↓↓↓
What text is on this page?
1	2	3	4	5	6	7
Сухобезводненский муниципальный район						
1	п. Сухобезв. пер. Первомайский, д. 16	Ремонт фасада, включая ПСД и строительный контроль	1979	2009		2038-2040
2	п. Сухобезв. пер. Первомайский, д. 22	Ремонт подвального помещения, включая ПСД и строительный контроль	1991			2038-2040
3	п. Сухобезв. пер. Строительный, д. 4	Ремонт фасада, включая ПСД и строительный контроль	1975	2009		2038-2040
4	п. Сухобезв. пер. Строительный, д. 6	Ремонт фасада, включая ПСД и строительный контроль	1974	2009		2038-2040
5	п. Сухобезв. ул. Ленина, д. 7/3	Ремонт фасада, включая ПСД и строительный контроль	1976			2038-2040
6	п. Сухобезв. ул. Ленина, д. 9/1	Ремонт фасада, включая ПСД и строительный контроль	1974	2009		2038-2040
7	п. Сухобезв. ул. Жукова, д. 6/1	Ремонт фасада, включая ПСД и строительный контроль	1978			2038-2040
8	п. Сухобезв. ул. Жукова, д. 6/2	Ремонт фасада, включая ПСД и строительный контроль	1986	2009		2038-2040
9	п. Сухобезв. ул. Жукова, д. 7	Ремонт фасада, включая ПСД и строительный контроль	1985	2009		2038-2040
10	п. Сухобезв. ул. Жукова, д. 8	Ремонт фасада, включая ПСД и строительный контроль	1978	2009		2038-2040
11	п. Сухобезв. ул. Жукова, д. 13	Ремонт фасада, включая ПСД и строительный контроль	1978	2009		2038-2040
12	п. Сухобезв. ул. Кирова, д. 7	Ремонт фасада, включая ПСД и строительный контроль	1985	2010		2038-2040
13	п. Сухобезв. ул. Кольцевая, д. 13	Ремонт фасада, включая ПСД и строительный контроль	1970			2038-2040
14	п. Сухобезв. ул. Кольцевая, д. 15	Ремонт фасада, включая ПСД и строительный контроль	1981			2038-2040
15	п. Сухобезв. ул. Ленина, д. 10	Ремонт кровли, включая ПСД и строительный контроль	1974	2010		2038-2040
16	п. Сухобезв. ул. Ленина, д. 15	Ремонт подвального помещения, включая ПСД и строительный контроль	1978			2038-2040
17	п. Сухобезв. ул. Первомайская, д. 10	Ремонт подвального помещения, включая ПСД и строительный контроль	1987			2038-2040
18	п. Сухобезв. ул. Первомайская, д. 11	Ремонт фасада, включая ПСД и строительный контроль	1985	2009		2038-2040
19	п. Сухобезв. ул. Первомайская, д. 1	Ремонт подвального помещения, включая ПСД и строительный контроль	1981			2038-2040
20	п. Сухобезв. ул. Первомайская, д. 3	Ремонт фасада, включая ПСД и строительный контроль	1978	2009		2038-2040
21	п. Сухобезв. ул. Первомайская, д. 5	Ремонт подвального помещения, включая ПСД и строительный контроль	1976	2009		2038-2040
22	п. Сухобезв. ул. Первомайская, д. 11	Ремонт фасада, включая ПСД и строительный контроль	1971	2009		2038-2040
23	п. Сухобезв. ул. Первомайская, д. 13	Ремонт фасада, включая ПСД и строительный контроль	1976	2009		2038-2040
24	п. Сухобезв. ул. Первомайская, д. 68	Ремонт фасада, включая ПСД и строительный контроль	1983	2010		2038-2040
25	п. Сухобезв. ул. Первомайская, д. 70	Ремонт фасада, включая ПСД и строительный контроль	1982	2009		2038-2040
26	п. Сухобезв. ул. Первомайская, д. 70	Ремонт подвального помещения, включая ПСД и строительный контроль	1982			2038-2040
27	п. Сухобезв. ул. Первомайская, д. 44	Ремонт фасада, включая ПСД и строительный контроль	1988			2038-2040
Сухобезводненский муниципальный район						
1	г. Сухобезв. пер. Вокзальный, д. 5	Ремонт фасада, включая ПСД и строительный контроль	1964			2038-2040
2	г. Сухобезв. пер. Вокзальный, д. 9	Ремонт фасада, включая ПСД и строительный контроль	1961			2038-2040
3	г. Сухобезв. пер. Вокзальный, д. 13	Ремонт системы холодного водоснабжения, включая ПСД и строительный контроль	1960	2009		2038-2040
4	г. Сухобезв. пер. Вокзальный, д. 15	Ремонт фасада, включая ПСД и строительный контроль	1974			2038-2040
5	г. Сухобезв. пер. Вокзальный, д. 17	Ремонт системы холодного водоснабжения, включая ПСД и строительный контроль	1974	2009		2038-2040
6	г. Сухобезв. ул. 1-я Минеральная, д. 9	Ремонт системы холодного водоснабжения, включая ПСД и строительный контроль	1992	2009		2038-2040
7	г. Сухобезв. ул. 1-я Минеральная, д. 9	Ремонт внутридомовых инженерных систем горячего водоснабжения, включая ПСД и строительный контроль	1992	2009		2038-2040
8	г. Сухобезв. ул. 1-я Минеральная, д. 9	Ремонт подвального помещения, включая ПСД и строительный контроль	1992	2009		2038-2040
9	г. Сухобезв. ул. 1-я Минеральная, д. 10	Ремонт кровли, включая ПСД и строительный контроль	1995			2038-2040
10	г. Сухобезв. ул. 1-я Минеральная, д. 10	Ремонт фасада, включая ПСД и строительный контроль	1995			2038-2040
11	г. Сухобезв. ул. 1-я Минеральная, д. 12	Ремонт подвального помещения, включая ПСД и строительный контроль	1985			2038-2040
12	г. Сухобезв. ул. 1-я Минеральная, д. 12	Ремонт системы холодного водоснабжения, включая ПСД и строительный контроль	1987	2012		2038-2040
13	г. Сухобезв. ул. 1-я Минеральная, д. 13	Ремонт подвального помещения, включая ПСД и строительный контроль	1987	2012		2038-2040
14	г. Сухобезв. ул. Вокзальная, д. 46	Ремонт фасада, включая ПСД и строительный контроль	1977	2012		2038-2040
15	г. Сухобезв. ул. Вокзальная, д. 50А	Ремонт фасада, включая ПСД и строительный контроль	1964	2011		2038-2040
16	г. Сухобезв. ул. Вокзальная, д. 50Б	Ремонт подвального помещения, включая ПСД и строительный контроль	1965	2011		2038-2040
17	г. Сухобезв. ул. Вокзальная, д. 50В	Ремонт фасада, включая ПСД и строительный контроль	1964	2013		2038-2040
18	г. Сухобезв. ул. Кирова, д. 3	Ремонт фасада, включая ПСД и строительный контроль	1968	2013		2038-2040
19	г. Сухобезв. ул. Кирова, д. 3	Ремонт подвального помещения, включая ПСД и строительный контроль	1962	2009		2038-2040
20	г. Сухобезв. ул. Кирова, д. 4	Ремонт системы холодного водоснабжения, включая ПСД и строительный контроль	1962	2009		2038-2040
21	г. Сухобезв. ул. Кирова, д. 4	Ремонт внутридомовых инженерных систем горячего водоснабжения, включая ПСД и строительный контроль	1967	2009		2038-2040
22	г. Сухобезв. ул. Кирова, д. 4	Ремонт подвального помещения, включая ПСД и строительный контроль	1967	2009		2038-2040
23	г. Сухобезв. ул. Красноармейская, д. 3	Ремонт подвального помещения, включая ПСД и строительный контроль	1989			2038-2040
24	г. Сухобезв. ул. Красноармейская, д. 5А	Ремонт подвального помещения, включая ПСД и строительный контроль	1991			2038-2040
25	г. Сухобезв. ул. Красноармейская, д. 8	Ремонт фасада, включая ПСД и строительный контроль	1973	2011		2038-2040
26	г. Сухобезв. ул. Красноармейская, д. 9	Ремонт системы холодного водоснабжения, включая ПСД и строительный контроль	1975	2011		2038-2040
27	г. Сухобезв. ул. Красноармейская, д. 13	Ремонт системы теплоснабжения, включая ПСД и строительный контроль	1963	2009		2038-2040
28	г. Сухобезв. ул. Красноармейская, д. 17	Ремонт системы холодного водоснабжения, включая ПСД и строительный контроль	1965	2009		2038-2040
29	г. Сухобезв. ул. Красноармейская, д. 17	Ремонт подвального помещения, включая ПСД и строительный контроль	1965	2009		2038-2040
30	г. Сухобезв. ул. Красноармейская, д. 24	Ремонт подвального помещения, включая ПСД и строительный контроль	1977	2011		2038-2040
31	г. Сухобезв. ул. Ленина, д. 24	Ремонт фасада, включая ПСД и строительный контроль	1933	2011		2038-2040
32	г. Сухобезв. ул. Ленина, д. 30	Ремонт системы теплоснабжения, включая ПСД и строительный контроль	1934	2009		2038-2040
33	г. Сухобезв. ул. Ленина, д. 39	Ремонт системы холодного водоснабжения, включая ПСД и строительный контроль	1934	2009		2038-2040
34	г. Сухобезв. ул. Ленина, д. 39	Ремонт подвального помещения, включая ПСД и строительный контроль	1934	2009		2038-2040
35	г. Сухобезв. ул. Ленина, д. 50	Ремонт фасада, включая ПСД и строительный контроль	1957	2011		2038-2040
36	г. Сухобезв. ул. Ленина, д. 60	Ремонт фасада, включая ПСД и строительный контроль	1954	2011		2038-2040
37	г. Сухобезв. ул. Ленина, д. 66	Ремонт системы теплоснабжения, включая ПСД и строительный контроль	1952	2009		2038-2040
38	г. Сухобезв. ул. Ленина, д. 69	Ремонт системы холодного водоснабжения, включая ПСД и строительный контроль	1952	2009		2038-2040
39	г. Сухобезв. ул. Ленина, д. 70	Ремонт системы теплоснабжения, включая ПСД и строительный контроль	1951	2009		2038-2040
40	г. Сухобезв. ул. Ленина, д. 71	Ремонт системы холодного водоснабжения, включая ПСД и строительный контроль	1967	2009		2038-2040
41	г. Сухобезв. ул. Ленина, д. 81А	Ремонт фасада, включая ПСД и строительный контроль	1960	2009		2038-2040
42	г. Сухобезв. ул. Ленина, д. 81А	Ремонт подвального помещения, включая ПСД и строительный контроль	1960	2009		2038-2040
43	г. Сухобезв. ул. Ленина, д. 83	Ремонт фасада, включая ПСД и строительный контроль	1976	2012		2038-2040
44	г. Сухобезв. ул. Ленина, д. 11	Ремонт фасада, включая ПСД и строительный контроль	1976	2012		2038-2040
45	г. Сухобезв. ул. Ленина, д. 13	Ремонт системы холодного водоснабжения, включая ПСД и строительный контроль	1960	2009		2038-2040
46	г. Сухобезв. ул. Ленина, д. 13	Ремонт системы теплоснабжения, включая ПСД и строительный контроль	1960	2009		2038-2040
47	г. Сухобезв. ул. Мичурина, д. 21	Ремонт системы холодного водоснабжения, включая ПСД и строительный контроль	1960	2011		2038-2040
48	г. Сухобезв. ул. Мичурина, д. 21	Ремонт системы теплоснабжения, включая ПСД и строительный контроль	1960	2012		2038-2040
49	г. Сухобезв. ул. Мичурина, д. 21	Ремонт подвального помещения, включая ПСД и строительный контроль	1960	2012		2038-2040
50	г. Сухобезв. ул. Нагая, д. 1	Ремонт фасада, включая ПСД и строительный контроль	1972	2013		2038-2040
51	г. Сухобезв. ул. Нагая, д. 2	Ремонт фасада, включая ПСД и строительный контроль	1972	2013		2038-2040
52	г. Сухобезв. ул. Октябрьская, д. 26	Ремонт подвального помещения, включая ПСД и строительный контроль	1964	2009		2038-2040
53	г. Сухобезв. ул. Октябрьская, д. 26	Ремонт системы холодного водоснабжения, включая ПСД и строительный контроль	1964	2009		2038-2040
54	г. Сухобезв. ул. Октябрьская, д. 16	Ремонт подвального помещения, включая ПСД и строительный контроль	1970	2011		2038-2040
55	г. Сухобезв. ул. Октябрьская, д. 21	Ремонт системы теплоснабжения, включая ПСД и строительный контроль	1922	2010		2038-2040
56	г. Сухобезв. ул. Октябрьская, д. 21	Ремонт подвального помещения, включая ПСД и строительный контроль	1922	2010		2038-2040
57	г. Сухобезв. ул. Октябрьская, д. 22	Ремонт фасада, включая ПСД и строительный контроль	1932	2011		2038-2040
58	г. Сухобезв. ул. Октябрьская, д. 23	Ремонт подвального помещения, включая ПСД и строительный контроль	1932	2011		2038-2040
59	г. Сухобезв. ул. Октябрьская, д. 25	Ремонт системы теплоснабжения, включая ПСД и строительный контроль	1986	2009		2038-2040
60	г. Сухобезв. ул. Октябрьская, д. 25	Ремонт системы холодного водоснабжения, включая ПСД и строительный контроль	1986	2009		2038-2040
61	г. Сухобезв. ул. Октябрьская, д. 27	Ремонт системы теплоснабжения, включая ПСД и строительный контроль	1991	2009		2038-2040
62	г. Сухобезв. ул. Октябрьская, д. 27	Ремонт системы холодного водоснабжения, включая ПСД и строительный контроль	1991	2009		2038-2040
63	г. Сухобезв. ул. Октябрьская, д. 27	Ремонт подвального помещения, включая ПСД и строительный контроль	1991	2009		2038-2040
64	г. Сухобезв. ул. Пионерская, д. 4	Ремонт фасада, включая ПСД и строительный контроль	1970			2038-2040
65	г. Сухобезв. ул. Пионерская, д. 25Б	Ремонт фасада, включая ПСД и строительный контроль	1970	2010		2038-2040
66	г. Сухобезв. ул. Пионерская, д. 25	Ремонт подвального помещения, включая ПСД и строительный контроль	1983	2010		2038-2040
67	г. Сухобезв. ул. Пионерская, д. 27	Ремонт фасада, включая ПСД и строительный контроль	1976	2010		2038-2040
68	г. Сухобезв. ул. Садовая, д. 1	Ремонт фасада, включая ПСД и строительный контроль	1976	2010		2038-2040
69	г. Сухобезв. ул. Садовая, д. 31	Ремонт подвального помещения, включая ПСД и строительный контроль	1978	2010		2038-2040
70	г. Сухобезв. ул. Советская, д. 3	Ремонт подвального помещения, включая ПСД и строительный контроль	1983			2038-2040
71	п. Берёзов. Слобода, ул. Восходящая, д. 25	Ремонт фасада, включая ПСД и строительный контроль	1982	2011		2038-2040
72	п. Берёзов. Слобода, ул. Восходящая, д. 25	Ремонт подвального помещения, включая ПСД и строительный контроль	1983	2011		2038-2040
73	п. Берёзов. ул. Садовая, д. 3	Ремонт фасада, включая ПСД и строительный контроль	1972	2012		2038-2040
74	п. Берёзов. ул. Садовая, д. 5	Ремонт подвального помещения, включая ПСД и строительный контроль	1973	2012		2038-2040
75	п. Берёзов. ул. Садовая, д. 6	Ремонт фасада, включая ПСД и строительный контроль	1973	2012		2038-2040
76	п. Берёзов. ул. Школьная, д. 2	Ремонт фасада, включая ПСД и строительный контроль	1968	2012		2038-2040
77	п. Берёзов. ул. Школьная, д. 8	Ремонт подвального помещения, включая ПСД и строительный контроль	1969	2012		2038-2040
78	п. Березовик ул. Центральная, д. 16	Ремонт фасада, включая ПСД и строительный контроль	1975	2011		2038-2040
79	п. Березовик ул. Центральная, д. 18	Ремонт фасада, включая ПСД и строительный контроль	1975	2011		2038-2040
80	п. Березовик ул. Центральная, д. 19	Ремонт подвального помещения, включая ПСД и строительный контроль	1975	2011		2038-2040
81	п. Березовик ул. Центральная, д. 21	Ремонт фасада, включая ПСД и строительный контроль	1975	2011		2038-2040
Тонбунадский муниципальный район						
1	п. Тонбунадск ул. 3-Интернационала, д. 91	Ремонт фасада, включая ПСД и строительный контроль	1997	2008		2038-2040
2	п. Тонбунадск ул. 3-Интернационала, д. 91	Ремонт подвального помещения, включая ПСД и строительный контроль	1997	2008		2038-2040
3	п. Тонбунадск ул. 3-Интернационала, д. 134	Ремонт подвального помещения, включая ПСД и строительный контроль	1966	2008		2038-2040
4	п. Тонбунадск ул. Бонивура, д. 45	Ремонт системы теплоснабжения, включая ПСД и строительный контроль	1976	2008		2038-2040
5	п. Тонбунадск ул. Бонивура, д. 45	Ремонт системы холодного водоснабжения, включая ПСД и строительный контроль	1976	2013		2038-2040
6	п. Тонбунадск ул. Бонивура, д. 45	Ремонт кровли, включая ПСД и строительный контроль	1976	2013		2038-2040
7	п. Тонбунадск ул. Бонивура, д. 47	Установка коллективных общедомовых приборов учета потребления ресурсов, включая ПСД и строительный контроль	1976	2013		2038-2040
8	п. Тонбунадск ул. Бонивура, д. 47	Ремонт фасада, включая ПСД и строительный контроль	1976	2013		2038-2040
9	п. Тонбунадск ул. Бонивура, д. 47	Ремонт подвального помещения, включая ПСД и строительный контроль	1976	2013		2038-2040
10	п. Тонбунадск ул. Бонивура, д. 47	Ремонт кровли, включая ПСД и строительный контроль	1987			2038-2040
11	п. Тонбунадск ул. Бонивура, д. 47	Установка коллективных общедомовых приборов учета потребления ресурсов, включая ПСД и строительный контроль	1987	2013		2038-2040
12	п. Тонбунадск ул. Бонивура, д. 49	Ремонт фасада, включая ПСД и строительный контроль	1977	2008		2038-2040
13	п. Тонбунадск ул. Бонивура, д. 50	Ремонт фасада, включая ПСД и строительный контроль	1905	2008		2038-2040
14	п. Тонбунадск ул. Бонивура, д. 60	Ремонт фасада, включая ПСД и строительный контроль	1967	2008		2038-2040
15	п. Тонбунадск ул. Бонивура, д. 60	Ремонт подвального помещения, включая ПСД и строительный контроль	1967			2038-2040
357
↑↑↑
> _Task details_
Filter the data for the string "Кольцевая" and copy every line that has it.

> _Result of the task_
13	п. Сухобезв. ул. Кольцевая, д. 13	Ремонт фасада, включая ПСД и строительный контроль	1970			2038-2040
14	п. Сухобезв. ул. Кольцевая, д. 15	Ремонт фасада, включая ПСД и строительный контроль	1981			2038-2040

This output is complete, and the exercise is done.